(DATASET EXCERPTS):
******

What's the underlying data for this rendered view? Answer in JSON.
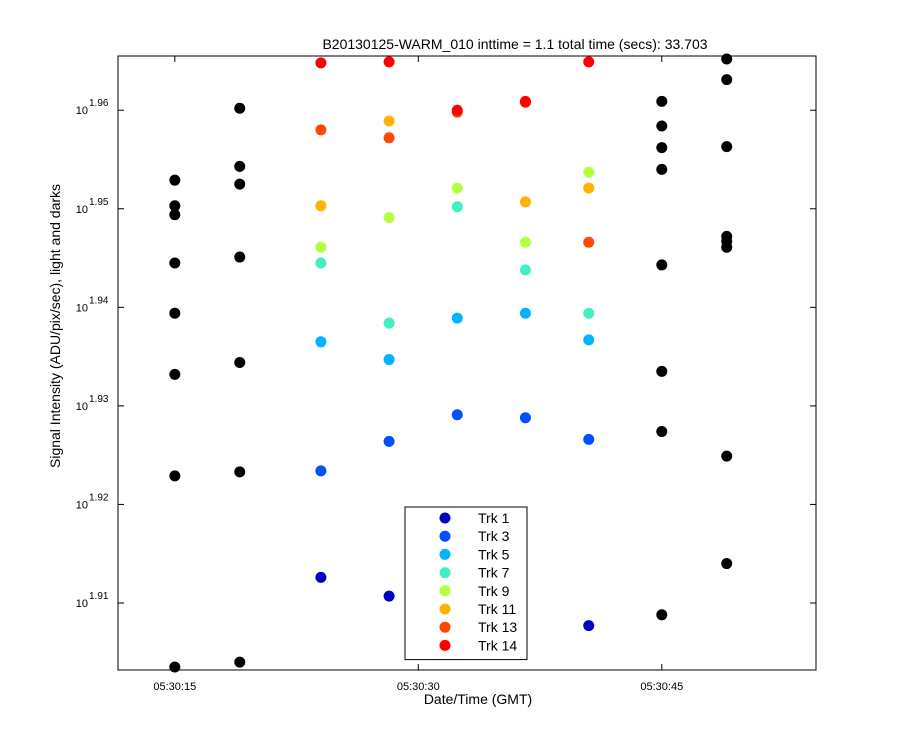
{
  "chart_data": {
    "type": "scatter",
    "title": "B20130125-WARM_010 inttime = 1.1 total time (secs): 33.703",
    "xlabel": "Date/Time (GMT)",
    "ylabel": "Signal Intensity (ADU/pix/sec), light and darks",
    "y_scale": "log",
    "xlim": [
      "05:30:11.5",
      "05:30:54.5"
    ],
    "ylim_exponent": [
      1.9032,
      1.9655
    ],
    "x_ticks": [
      {
        "time": "05:30:15",
        "label": "05:30:15"
      },
      {
        "time": "05:30:30",
        "label": "05:30:30"
      },
      {
        "time": "05:30:45",
        "label": "05:30:45"
      }
    ],
    "y_ticks": [
      {
        "exponent": 1.91,
        "base": "10",
        "exp_label": "1.91"
      },
      {
        "exponent": 1.92,
        "base": "10",
        "exp_label": "1.92"
      },
      {
        "exponent": 1.93,
        "base": "10",
        "exp_label": "1.93"
      },
      {
        "exponent": 1.94,
        "base": "10",
        "exp_label": "1.94"
      },
      {
        "exponent": 1.95,
        "base": "10",
        "exp_label": "1.95"
      },
      {
        "exponent": 1.96,
        "base": "10",
        "exp_label": "1.96"
      }
    ],
    "legend_position": "bottom-center",
    "series": [
      {
        "name": "Trk 1",
        "color": "#0000c0",
        "in_legend": true,
        "points": [
          [
            "05:30:24",
            1.9126
          ],
          [
            "05:30:28.2",
            1.9107
          ],
          [
            "05:30:40.5",
            1.9077
          ]
        ]
      },
      {
        "name": "Trk 3",
        "color": "#0050ff",
        "in_legend": true,
        "points": [
          [
            "05:30:24",
            1.9234
          ],
          [
            "05:30:28.2",
            1.9264
          ],
          [
            "05:30:32.4",
            1.9291
          ],
          [
            "05:30:36.6",
            1.9288
          ],
          [
            "05:30:40.5",
            1.9266
          ]
        ]
      },
      {
        "name": "Trk 5",
        "color": "#00b4ff",
        "in_legend": true,
        "points": [
          [
            "05:30:24",
            1.9365
          ],
          [
            "05:30:28.2",
            1.9347
          ],
          [
            "05:30:32.4",
            1.9389
          ],
          [
            "05:30:36.6",
            1.9394
          ],
          [
            "05:30:40.5",
            1.9367
          ]
        ]
      },
      {
        "name": "Trk 7",
        "color": "#40f0c0",
        "in_legend": true,
        "points": [
          [
            "05:30:24",
            1.9445
          ],
          [
            "05:30:28.2",
            1.9384
          ],
          [
            "05:30:32.4",
            1.9502
          ],
          [
            "05:30:36.6",
            1.9438
          ],
          [
            "05:30:40.5",
            1.9394
          ]
        ]
      },
      {
        "name": "Trk 9",
        "color": "#b4ff40",
        "in_legend": true,
        "points": [
          [
            "05:30:24",
            1.9461
          ],
          [
            "05:30:28.2",
            1.9491
          ],
          [
            "05:30:32.4",
            1.9521
          ],
          [
            "05:30:36.6",
            1.9466
          ],
          [
            "05:30:40.5",
            1.9537
          ]
        ]
      },
      {
        "name": "Trk 11",
        "color": "#ffb400",
        "in_legend": true,
        "points": [
          [
            "05:30:24",
            1.9503
          ],
          [
            "05:30:28.2",
            1.9589
          ],
          [
            "05:30:36.6",
            1.9507
          ],
          [
            "05:30:40.5",
            1.9521
          ]
        ]
      },
      {
        "name": "Trk 13",
        "color": "#ff4800",
        "in_legend": true,
        "points": [
          [
            "05:30:24",
            1.958
          ],
          [
            "05:30:28.2",
            1.9572
          ],
          [
            "05:30:32.4",
            1.9598
          ],
          [
            "05:30:36.6",
            1.9608
          ],
          [
            "05:30:40.5",
            1.9466
          ]
        ]
      },
      {
        "name": "Trk 14",
        "color": "#ff0000",
        "in_legend": true,
        "points": [
          [
            "05:30:24",
            1.9648
          ],
          [
            "05:30:28.2",
            1.9649
          ],
          [
            "05:30:32.4",
            1.96
          ],
          [
            "05:30:36.6",
            1.9609
          ],
          [
            "05:30:40.5",
            1.9649
          ]
        ]
      },
      {
        "name": "",
        "color": "#000000",
        "in_legend": false,
        "points": [
          [
            "05:30:15",
            1.9529
          ],
          [
            "05:30:15",
            1.9503
          ],
          [
            "05:30:15",
            1.9494
          ],
          [
            "05:30:15",
            1.9445
          ],
          [
            "05:30:15",
            1.9394
          ],
          [
            "05:30:15",
            1.9332
          ],
          [
            "05:30:15",
            1.9229
          ],
          [
            "05:30:15",
            1.9035
          ],
          [
            "05:30:19",
            1.9602
          ],
          [
            "05:30:19",
            1.9543
          ],
          [
            "05:30:19",
            1.9525
          ],
          [
            "05:30:19",
            1.9451
          ],
          [
            "05:30:19",
            1.9344
          ],
          [
            "05:30:19",
            1.9233
          ],
          [
            "05:30:19",
            1.904
          ],
          [
            "05:30:45",
            1.9609
          ],
          [
            "05:30:45",
            1.9584
          ],
          [
            "05:30:45",
            1.9562
          ],
          [
            "05:30:45",
            1.954
          ],
          [
            "05:30:45",
            1.9443
          ],
          [
            "05:30:45",
            1.9335
          ],
          [
            "05:30:45",
            1.9274
          ],
          [
            "05:30:45",
            1.9088
          ],
          [
            "05:30:49",
            1.9652
          ],
          [
            "05:30:49",
            1.9631
          ],
          [
            "05:30:49",
            1.9563
          ],
          [
            "05:30:49",
            1.9472
          ],
          [
            "05:30:49",
            1.9467
          ],
          [
            "05:30:49",
            1.9461
          ],
          [
            "05:30:49",
            1.9249
          ],
          [
            "05:30:49",
            1.914
          ]
        ]
      }
    ]
  }
}
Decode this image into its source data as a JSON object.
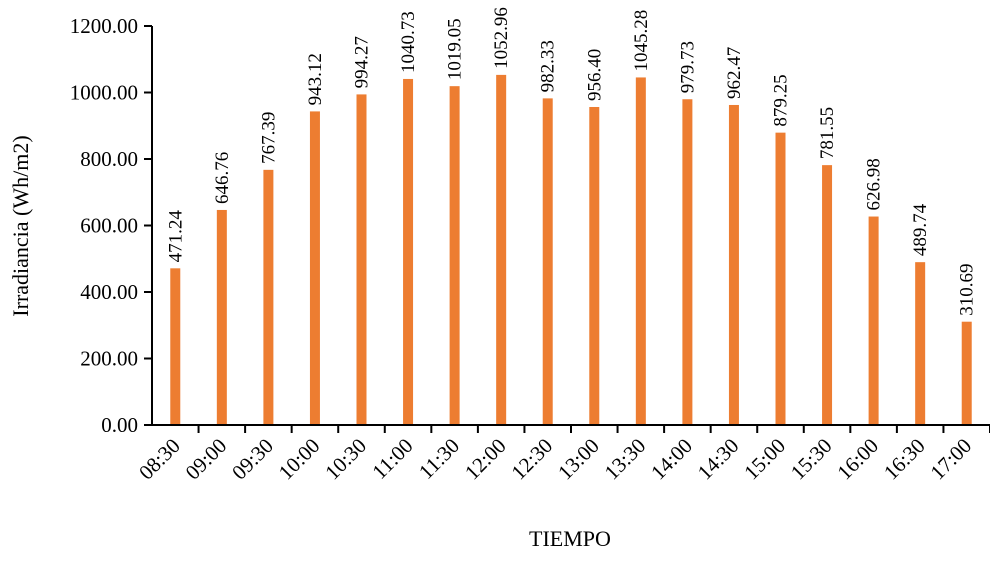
{
  "chart_data": {
    "type": "bar",
    "title": "",
    "xlabel": "TIEMPO",
    "ylabel": "Irradiancia (Wh/m2)",
    "ylim": [
      0,
      1200
    ],
    "yticks": [
      "0.00",
      "200.00",
      "400.00",
      "600.00",
      "800.00",
      "1000.00",
      "1200.00"
    ],
    "categories": [
      "08:30",
      "09:00",
      "09:30",
      "10:00",
      "10:30",
      "11:00",
      "11:30",
      "12:00",
      "12:30",
      "13:00",
      "13:30",
      "14:00",
      "14:30",
      "15:00",
      "15:30",
      "16:00",
      "16:30",
      "17:00"
    ],
    "values": [
      471.24,
      646.76,
      767.39,
      943.12,
      994.27,
      1040.73,
      1019.05,
      1052.96,
      982.33,
      956.4,
      1045.28,
      979.73,
      962.47,
      879.25,
      781.55,
      626.98,
      489.74,
      310.69
    ],
    "data_labels": [
      "471.24",
      "646.76",
      "767.39",
      "943.12",
      "994.27",
      "1040.73",
      "1019.05",
      "1052.96",
      "982.33",
      "956.40",
      "1045.28",
      "979.73",
      "962.47",
      "879.25",
      "781.55",
      "626.98",
      "489.74",
      "310.69"
    ],
    "bar_color": "#ED7D31",
    "grid": false,
    "legend": "none"
  }
}
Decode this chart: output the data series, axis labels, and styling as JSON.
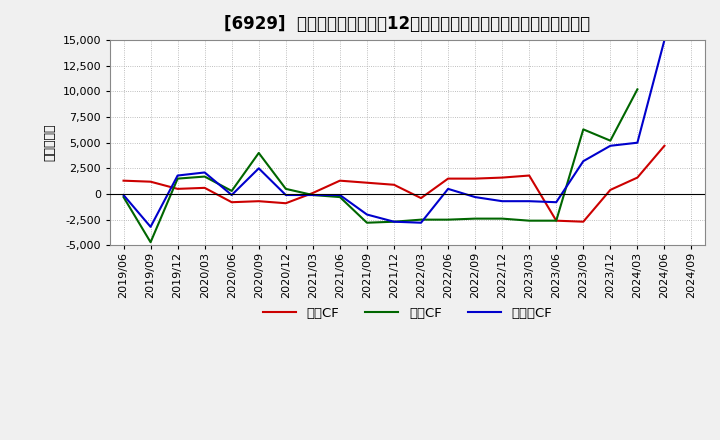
{
  "title": "[6929]  キャッシュフローの12か月移動合計の対前年同期増減額の推移",
  "ylabel": "（百万円）",
  "ylim": [
    -5000,
    15000
  ],
  "yticks": [
    -5000,
    -2500,
    0,
    2500,
    5000,
    7500,
    10000,
    12500,
    15000
  ],
  "background_color": "#f0f0f0",
  "plot_bg_color": "#ffffff",
  "grid_color": "#aaaaaa",
  "dates": [
    "2019/06",
    "2019/09",
    "2019/12",
    "2020/03",
    "2020/06",
    "2020/09",
    "2020/12",
    "2021/03",
    "2021/06",
    "2021/09",
    "2021/12",
    "2022/03",
    "2022/06",
    "2022/09",
    "2022/12",
    "2023/03",
    "2023/06",
    "2023/09",
    "2023/12",
    "2024/03",
    "2024/06",
    "2024/09"
  ],
  "sales_cf": [
    1300,
    1200,
    500,
    600,
    -800,
    -700,
    -900,
    100,
    1300,
    1100,
    900,
    -400,
    1500,
    1500,
    1600,
    1800,
    -2600,
    -2700,
    400,
    1600,
    4700,
    null
  ],
  "invest_cf": [
    -300,
    -4700,
    1500,
    1700,
    300,
    4000,
    500,
    -100,
    -300,
    -2800,
    -2700,
    -2500,
    -2500,
    -2400,
    -2400,
    -2600,
    -2600,
    6300,
    5200,
    10200,
    null,
    null
  ],
  "free_cf": [
    -100,
    -3200,
    1800,
    2100,
    -100,
    2500,
    -100,
    -100,
    -100,
    -2000,
    -2700,
    -2800,
    500,
    -300,
    -700,
    -700,
    -800,
    3200,
    4700,
    5000,
    15000,
    null
  ],
  "line_colors": {
    "sales_cf": "#cc0000",
    "invest_cf": "#006600",
    "free_cf": "#0000cc"
  },
  "legend_labels": {
    "sales_cf": "営業CF",
    "invest_cf": "投資CF",
    "free_cf": "フリーCF"
  },
  "title_fontsize": 12,
  "label_fontsize": 9,
  "tick_fontsize": 8
}
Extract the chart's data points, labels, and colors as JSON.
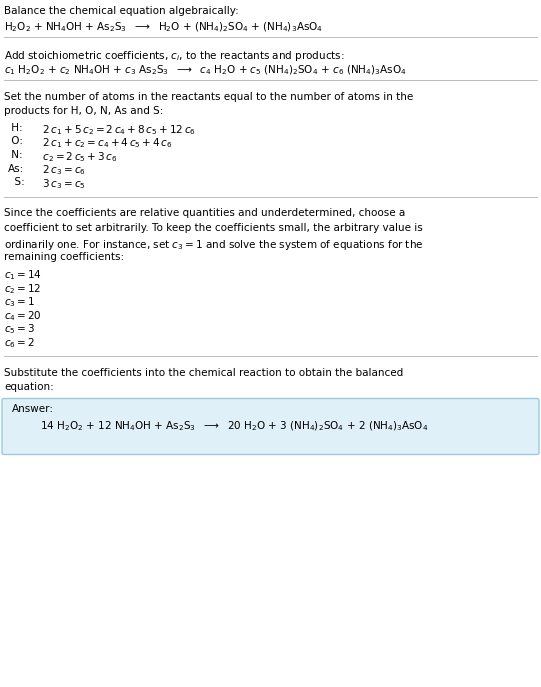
{
  "title": "Balance the chemical equation algebraically:",
  "reaction_unbalanced": "H$_2$O$_2$ + NH$_4$OH + As$_2$S$_3$  $\\longrightarrow$  H$_2$O + (NH$_4$)$_2$SO$_4$ + (NH$_4$)$_3$AsO$_4$",
  "section2_title": "Add stoichiometric coefficients, $c_i$, to the reactants and products:",
  "reaction_coeff": "$c_1$ H$_2$O$_2$ + $c_2$ NH$_4$OH + $c_3$ As$_2$S$_3$  $\\longrightarrow$  $c_4$ H$_2$O + $c_5$ (NH$_4$)$_2$SO$_4$ + $c_6$ (NH$_4$)$_3$AsO$_4$",
  "section3_intro": "Set the number of atoms in the reactants equal to the number of atoms in the",
  "section3_intro2": "products for H, O, N, As and S:",
  "equations": [
    [
      " H:",
      "  $2\\,c_1 + 5\\,c_2 = 2\\,c_4 + 8\\,c_5 + 12\\,c_6$"
    ],
    [
      " O:",
      "  $2\\,c_1 + c_2 = c_4 + 4\\,c_5 + 4\\,c_6$"
    ],
    [
      " N:",
      "  $c_2 = 2\\,c_5 + 3\\,c_6$"
    ],
    [
      "As:",
      "  $2\\,c_3 = c_6$"
    ],
    [
      "  S:",
      "  $3\\,c_3 = c_5$"
    ]
  ],
  "section4_lines": [
    "Since the coefficients are relative quantities and underdetermined, choose a",
    "coefficient to set arbitrarily. To keep the coefficients small, the arbitrary value is",
    "ordinarily one. For instance, set $c_3 = 1$ and solve the system of equations for the",
    "remaining coefficients:"
  ],
  "coefficients": [
    "$c_1 = 14$",
    "$c_2 = 12$",
    "$c_3 = 1$",
    "$c_4 = 20$",
    "$c_5 = 3$",
    "$c_6 = 2$"
  ],
  "section5_line1": "Substitute the coefficients into the chemical reaction to obtain the balanced",
  "section5_line2": "equation:",
  "answer_label": "Answer:",
  "reaction_balanced": "14 H$_2$O$_2$ + 12 NH$_4$OH + As$_2$S$_3$  $\\longrightarrow$  20 H$_2$O + 3 (NH$_4$)$_2$SO$_4$ + 2 (NH$_4$)$_3$AsO$_4$",
  "bg_color": "#ffffff",
  "answer_box_color": "#e0f0f8",
  "text_color": "#000000",
  "line_color": "#bbbbbb",
  "font_size": 7.5
}
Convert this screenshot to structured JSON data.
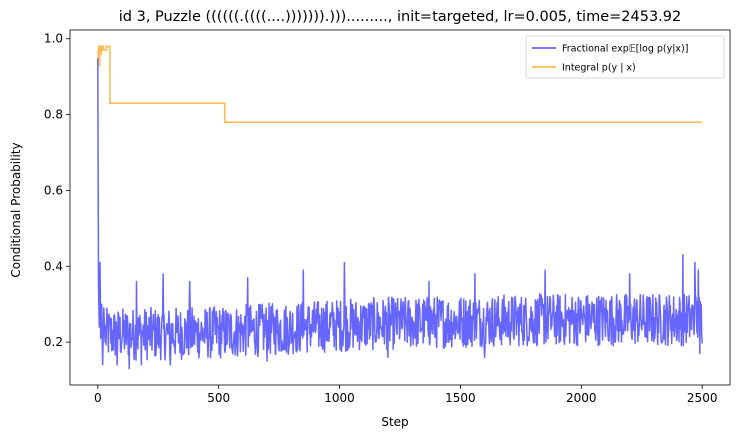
{
  "chart_data": {
    "type": "line",
    "title": "id 3, Puzzle ((((((.((((....))))))).)))........., init=targeted, lr=0.005, time=2453.92",
    "xlabel": "Step",
    "ylabel": "Conditional Probability",
    "xlim": [
      -115,
      2615
    ],
    "ylim": [
      0.087,
      1.023
    ],
    "xticks": [
      0,
      500,
      1000,
      1500,
      2000,
      2500
    ],
    "xtick_labels": [
      "0",
      "500",
      "1000",
      "1500",
      "2000",
      "2500"
    ],
    "yticks": [
      0.2,
      0.4,
      0.6,
      0.8,
      1.0
    ],
    "ytick_labels": [
      "0.2",
      "0.4",
      "0.6",
      "0.8",
      "1.0"
    ],
    "grid": false,
    "legend_position": "top-right",
    "series": [
      {
        "name": "Fractional exp𝔼[log p(y|x)]",
        "color": "#6666ff",
        "kind": "noisy",
        "head": [
          [
            0,
            0.95
          ],
          [
            3,
            0.35
          ],
          [
            6,
            0.24
          ],
          [
            9,
            0.41
          ],
          [
            12,
            0.21
          ],
          [
            16,
            0.3
          ],
          [
            20,
            0.14
          ],
          [
            25,
            0.29
          ],
          [
            30,
            0.2
          ]
        ],
        "x_range": [
          30,
          2500
        ],
        "step": 2,
        "trend": [
          [
            30,
            0.22
          ],
          [
            500,
            0.225
          ],
          [
            1000,
            0.245
          ],
          [
            1500,
            0.255
          ],
          [
            2000,
            0.26
          ],
          [
            2500,
            0.26
          ]
        ],
        "noise_amplitude": 0.07,
        "spikes": [
          [
            160,
            0.36
          ],
          [
            270,
            0.38
          ],
          [
            380,
            0.36
          ],
          [
            620,
            0.37
          ],
          [
            850,
            0.39
          ],
          [
            1020,
            0.41
          ],
          [
            1370,
            0.36
          ],
          [
            1560,
            0.38
          ],
          [
            1850,
            0.39
          ],
          [
            2200,
            0.38
          ],
          [
            2420,
            0.43
          ],
          [
            2470,
            0.41
          ],
          [
            2485,
            0.39
          ]
        ],
        "dips": [
          [
            80,
            0.14
          ],
          [
            130,
            0.13
          ],
          [
            180,
            0.14
          ],
          [
            300,
            0.14
          ],
          [
            700,
            0.15
          ],
          [
            1200,
            0.16
          ],
          [
            1600,
            0.16
          ],
          [
            2490,
            0.17
          ]
        ]
      },
      {
        "name": "Integral p(y | x)",
        "color": "#ffbb55",
        "kind": "step",
        "x": [
          0,
          2,
          4,
          6,
          8,
          10,
          12,
          14,
          16,
          18,
          20,
          22,
          24,
          30,
          36,
          42,
          45,
          50,
          525,
          2500
        ],
        "y": [
          0.95,
          0.97,
          0.98,
          0.93,
          0.97,
          0.98,
          0.96,
          0.97,
          0.98,
          0.97,
          0.98,
          0.98,
          0.97,
          0.97,
          0.98,
          0.98,
          0.98,
          0.83,
          0.78,
          0.78
        ]
      }
    ]
  }
}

******

(EXERCISE OBJECTIVE):
Where a line above holds the string "coefficients", show that line.

(FINISHED ANSWER):
  "section2_title": "Add stoichiometric coefficients, $c_i$, to the reactants and products:",
    "Since the coefficients are relative quantities and underdetermined, choose a",
    "coefficient to set arbitrarily. To keep the coefficients small, the arbitrary value is",
    "remaining coefficients:"
  "coefficients": [
  "section5_line1": "Substitute the coefficients into the chemical reaction to obtain the balanced",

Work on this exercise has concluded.